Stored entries
--

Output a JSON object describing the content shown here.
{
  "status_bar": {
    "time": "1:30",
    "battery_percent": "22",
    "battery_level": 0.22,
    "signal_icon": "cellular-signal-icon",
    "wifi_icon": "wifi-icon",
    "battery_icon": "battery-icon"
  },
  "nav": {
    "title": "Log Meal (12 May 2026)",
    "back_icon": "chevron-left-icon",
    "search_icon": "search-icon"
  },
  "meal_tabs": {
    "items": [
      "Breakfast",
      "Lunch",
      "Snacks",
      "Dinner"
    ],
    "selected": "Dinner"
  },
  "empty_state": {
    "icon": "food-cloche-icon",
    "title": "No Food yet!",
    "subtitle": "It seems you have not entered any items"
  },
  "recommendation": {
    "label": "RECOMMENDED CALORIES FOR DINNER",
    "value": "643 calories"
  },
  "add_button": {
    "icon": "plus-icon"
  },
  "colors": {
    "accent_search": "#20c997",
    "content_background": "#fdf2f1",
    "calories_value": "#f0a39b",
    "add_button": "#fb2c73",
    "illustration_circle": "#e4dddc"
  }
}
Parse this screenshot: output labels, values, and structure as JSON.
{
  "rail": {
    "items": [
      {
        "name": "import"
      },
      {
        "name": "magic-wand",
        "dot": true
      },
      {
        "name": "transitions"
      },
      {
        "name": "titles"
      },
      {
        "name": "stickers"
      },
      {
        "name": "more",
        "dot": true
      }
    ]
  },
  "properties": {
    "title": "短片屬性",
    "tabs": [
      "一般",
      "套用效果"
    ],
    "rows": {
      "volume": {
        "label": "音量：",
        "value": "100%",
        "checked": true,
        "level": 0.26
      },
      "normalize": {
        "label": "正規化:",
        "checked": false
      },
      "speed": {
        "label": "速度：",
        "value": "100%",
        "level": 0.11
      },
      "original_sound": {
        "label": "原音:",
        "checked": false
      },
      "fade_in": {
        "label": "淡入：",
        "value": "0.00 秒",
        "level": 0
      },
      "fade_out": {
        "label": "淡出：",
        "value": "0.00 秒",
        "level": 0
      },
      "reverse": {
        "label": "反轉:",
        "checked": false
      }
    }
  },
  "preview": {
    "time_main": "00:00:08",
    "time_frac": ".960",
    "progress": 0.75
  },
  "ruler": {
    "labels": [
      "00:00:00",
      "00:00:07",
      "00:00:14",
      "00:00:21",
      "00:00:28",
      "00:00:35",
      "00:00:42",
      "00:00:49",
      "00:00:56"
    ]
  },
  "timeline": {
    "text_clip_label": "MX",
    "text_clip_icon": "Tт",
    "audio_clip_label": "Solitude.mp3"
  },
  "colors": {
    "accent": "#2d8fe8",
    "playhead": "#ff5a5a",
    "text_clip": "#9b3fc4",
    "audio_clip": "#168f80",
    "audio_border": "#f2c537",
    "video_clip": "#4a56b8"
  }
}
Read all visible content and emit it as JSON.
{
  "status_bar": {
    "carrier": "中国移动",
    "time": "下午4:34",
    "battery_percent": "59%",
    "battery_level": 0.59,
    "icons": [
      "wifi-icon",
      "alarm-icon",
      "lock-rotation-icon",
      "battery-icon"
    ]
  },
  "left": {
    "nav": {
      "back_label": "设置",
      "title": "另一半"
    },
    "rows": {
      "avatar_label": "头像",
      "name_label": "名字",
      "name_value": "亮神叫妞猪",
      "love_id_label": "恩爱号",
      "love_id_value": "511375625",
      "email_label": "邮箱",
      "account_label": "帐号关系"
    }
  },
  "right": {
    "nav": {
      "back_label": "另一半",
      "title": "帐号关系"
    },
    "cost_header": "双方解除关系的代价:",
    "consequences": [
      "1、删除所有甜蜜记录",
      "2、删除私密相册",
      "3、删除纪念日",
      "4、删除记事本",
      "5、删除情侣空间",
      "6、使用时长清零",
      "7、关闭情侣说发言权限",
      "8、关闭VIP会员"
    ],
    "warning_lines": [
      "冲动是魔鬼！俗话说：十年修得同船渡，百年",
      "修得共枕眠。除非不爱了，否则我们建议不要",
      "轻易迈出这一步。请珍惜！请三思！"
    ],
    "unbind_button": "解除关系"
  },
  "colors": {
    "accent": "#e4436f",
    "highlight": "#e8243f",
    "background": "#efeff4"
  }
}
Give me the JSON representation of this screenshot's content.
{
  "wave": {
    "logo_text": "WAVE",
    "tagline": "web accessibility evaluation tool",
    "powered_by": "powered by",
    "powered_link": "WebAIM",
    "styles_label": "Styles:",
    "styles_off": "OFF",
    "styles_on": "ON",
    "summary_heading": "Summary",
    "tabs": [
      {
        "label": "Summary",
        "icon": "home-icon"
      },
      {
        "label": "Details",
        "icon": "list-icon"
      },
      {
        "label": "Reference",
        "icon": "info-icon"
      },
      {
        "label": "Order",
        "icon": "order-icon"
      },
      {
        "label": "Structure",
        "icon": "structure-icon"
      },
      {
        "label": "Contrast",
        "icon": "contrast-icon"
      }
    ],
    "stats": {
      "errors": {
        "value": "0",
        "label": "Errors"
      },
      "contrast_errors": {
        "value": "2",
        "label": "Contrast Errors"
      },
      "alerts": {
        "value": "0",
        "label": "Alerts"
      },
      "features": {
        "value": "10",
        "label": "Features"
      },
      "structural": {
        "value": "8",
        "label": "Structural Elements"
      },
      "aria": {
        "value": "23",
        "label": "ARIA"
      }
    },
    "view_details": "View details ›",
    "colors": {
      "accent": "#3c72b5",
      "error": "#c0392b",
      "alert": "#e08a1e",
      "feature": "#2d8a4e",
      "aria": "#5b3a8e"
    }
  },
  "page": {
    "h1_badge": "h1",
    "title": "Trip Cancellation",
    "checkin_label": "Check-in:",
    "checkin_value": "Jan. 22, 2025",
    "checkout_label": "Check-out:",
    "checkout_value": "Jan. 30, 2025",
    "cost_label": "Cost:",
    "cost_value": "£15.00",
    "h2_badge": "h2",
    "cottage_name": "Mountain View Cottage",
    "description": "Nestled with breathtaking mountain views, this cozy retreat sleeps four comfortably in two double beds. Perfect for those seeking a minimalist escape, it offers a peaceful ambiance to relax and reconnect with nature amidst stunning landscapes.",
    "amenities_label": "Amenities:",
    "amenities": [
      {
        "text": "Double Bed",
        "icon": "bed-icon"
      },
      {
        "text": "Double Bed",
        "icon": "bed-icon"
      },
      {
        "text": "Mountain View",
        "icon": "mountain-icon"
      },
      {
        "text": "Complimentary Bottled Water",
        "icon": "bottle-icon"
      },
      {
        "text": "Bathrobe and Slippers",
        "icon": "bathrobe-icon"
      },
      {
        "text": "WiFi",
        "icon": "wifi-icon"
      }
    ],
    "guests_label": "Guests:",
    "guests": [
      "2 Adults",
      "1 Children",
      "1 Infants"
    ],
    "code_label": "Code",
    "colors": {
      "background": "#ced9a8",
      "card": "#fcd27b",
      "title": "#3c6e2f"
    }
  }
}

--

→ Given task: Copy out the whole listing exactly.

→ Answer to the task:
Output a JSON object describing the content shown here.
{
  "status_bar": {
    "time": "1:30",
    "battery_percent": "22",
    "battery_level": 0.22,
    "signal_icon": "cellular-signal-icon",
    "wifi_icon": "wifi-icon",
    "battery_icon": "battery-icon"
  },
  "nav": {
    "title": "Log Meal (12 May 2026)",
    "back_icon": "chevron-left-icon",
    "search_icon": "search-icon"
  },
  "meal_tabs": {
    "items": [
      "Breakfast",
      "Lunch",
      "Snacks",
      "Dinner"
    ],
    "selected": "Dinner"
  },
  "empty_state": {
    "icon": "food-cloche-icon",
    "title": "No Food yet!",
    "subtitle": "It seems you have not entered any items"
  },
  "recommendation": {
    "label": "RECOMMENDED CALORIES FOR DINNER",
    "value": "643 calories"
  },
  "add_button": {
    "icon": "plus-icon"
  },
  "colors": {
    "accent_search": "#20c997",
    "content_background": "#fdf2f1",
    "calories_value": "#f0a39b",
    "add_button": "#fb2c73",
    "illustration_circle": "#e4dddc"
  }
}
Parse this screenshot: output labels, values, and structure as JSON.
{
  "rail": {
    "items": [
      {
        "name": "import"
      },
      {
        "name": "magic-wand",
        "dot": true
      },
      {
        "name": "transitions"
      },
      {
        "name": "titles"
      },
      {
        "name": "stickers"
      },
      {
        "name": "more",
        "dot": true
      }
    ]
  },
  "properties": {
    "title": "短片屬性",
    "tabs": [
      "一般",
      "套用效果"
    ],
    "rows": {
      "volume": {
        "label": "音量：",
        "value": "100%",
        "checked": true,
        "level": 0.26
      },
      "normalize": {
        "label": "正規化:",
        "checked": false
      },
      "speed": {
        "label": "速度：",
        "value": "100%",
        "level": 0.11
      },
      "original_sound": {
        "label": "原音:",
        "checked": false
      },
      "fade_in": {
        "label": "淡入：",
        "value": "0.00 秒",
        "level": 0
      },
      "fade_out": {
        "label": "淡出：",
        "value": "0.00 秒",
        "level": 0
      },
      "reverse": {
        "label": "反轉:",
        "checked": false
      }
    }
  },
  "preview": {
    "time_main": "00:00:08",
    "time_frac": ".960",
    "progress": 0.75
  },
  "ruler": {
    "labels": [
      "00:00:00",
      "00:00:07",
      "00:00:14",
      "00:00:21",
      "00:00:28",
      "00:00:35",
      "00:00:42",
      "00:00:49",
      "00:00:56"
    ]
  },
  "timeline": {
    "text_clip_label": "MX",
    "text_clip_icon": "Tт",
    "audio_clip_label": "Solitude.mp3"
  },
  "colors": {
    "accent": "#2d8fe8",
    "playhead": "#ff5a5a",
    "text_clip": "#9b3fc4",
    "audio_clip": "#168f80",
    "audio_border": "#f2c537",
    "video_clip": "#4a56b8"
  }
}
Read all visible content and emit it as JSON.
{
  "status_bar": {
    "carrier": "中国移动",
    "time": "下午4:34",
    "battery_percent": "59%",
    "battery_level": 0.59,
    "icons": [
      "wifi-icon",
      "alarm-icon",
      "lock-rotation-icon",
      "battery-icon"
    ]
  },
  "left": {
    "nav": {
      "back_label": "设置",
      "title": "另一半"
    },
    "rows": {
      "avatar_label": "头像",
      "name_label": "名字",
      "name_value": "亮神叫妞猪",
      "love_id_label": "恩爱号",
      "love_id_value": "511375625",
      "email_label": "邮箱",
      "account_label": "帐号关系"
    }
  },
  "right": {
    "nav": {
      "back_label": "另一半",
      "title": "帐号关系"
    },
    "cost_header": "双方解除关系的代价:",
    "consequences": [
      "1、删除所有甜蜜记录",
      "2、删除私密相册",
      "3、删除纪念日",
      "4、删除记事本",
      "5、删除情侣空间",
      "6、使用时长清零",
      "7、关闭情侣说发言权限",
      "8、关闭VIP会员"
    ],
    "warning_lines": [
      "冲动是魔鬼！俗话说：十年修得同船渡，百年",
      "修得共枕眠。除非不爱了，否则我们建议不要",
      "轻易迈出这一步。请珍惜！请三思！"
    ],
    "unbind_button": "解除关系"
  },
  "colors": {
    "accent": "#e4436f",
    "highlight": "#e8243f",
    "background": "#efeff4"
  }
}
Give me the JSON representation of this screenshot's content.
{
  "wave": {
    "logo_text": "WAVE",
    "tagline": "web accessibility evaluation tool",
    "powered_by": "powered by",
    "powered_link": "WebAIM",
    "styles_label": "Styles:",
    "styles_off": "OFF",
    "styles_on": "ON",
    "summary_heading": "Summary",
    "tabs": [
      {
        "label": "Summary",
        "icon": "home-icon"
      },
      {
        "label": "Details",
        "icon": "list-icon"
      },
      {
        "label": "Reference",
        "icon": "info-icon"
      },
      {
        "label": "Order",
        "icon": "order-icon"
      },
      {
        "label": "Structure",
        "icon": "structure-icon"
      },
      {
        "label": "Contrast",
        "icon": "contrast-icon"
      }
    ],
    "stats": {
      "errors": {
        "value": "0",
        "label": "Errors"
      },
      "contrast_errors": {
        "value": "2",
        "label": "Contrast Errors"
      },
      "alerts": {
        "value": "0",
        "label": "Alerts"
      },
      "features": {
        "value": "10",
        "label": "Features"
      },
      "structural": {
        "value": "8",
        "label": "Structural Elements"
      },
      "aria": {
        "value": "23",
        "label": "ARIA"
      }
    },
    "view_details": "View details ›",
    "colors": {
      "accent": "#3c72b5",
      "error": "#c0392b",
      "alert": "#e08a1e",
      "feature": "#2d8a4e",
      "aria": "#5b3a8e"
    }
  },
  "page": {
    "h1_badge": "h1",
    "title": "Trip Cancellation",
    "checkin_label": "Check-in:",
    "checkin_value": "Jan. 22, 2025",
    "checkout_label": "Check-out:",
    "checkout_value": "Jan. 30, 2025",
    "cost_label": "Cost:",
    "cost_value": "£15.00",
    "h2_badge": "h2",
    "cottage_name": "Mountain View Cottage",
    "description": "Nestled with breathtaking mountain views, this cozy retreat sleeps four comfortably in two double beds. Perfect for those seeking a minimalist escape, it offers a peaceful ambiance to relax and reconnect with nature amidst stunning landscapes.",
    "amenities_label": "Amenities:",
    "amenities": [
      {
        "text": "Double Bed",
        "icon": "bed-icon"
      },
      {
        "text": "Double Bed",
        "icon": "bed-icon"
      },
      {
        "text": "Mountain View",
        "icon": "mountain-icon"
      },
      {
        "text": "Complimentary Bottled Water",
        "icon": "bottle-icon"
      },
      {
        "text": "Bathrobe and Slippers",
        "icon": "bathrobe-icon"
      },
      {
        "text": "WiFi",
        "icon": "wifi-icon"
      }
    ],
    "guests_label": "Guests:",
    "guests": [
      "2 Adults",
      "1 Children",
      "1 Infants"
    ],
    "code_label": "Code",
    "colors": {
      "background": "#ced9a8",
      "card": "#fcd27b",
      "title": "#3c6e2f"
    }
  }
}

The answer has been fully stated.